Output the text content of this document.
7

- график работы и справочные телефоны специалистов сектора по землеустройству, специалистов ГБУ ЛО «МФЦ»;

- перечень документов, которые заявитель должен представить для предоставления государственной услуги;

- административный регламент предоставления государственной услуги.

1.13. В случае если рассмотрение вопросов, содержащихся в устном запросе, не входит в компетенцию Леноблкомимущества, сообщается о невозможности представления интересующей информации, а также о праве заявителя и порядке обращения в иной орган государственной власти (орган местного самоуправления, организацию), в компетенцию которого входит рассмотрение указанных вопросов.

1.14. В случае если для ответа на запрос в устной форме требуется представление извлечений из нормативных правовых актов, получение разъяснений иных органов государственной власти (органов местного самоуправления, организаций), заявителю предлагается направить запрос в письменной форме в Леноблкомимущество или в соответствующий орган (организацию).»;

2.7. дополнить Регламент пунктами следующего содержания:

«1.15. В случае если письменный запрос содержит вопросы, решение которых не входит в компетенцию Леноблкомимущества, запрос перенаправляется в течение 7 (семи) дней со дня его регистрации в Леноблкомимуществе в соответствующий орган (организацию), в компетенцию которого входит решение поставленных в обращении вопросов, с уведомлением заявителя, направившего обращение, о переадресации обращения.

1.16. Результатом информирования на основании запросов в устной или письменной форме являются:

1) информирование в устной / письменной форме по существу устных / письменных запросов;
────
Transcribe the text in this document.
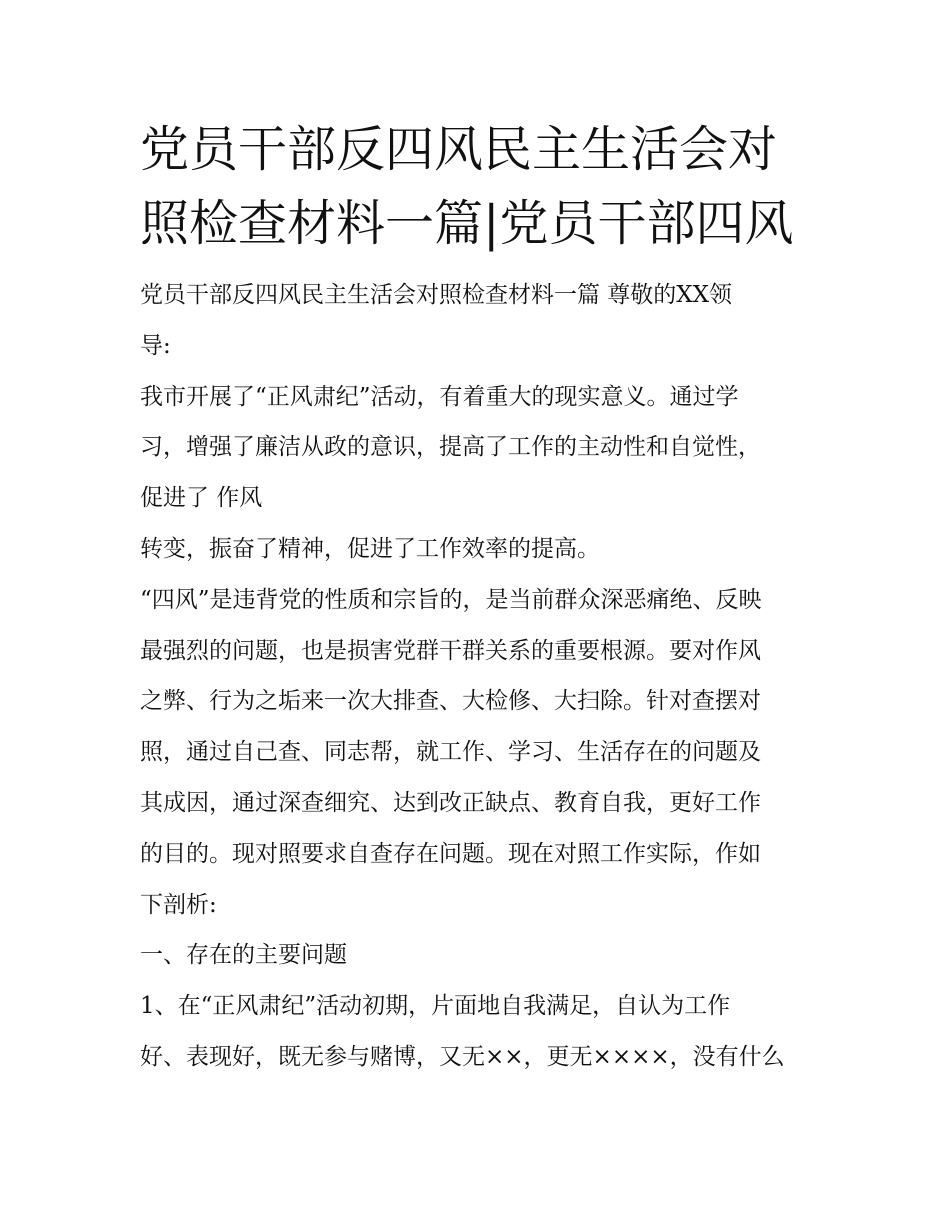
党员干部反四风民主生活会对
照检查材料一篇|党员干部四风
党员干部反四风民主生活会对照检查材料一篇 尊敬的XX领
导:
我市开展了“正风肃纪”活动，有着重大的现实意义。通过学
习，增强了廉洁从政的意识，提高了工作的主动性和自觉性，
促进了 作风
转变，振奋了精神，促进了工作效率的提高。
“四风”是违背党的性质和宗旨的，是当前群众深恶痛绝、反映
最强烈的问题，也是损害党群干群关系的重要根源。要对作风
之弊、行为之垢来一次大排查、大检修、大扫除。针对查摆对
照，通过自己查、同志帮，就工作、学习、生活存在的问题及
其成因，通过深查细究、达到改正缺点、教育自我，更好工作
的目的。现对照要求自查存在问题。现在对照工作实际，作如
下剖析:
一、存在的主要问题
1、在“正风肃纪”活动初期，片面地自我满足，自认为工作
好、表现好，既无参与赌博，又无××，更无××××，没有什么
────
## [What is expected]
Find the word "text" and list each line it appears in.

## [Exercise solution]
Output the text content of this document.
Transcribe the text in this document.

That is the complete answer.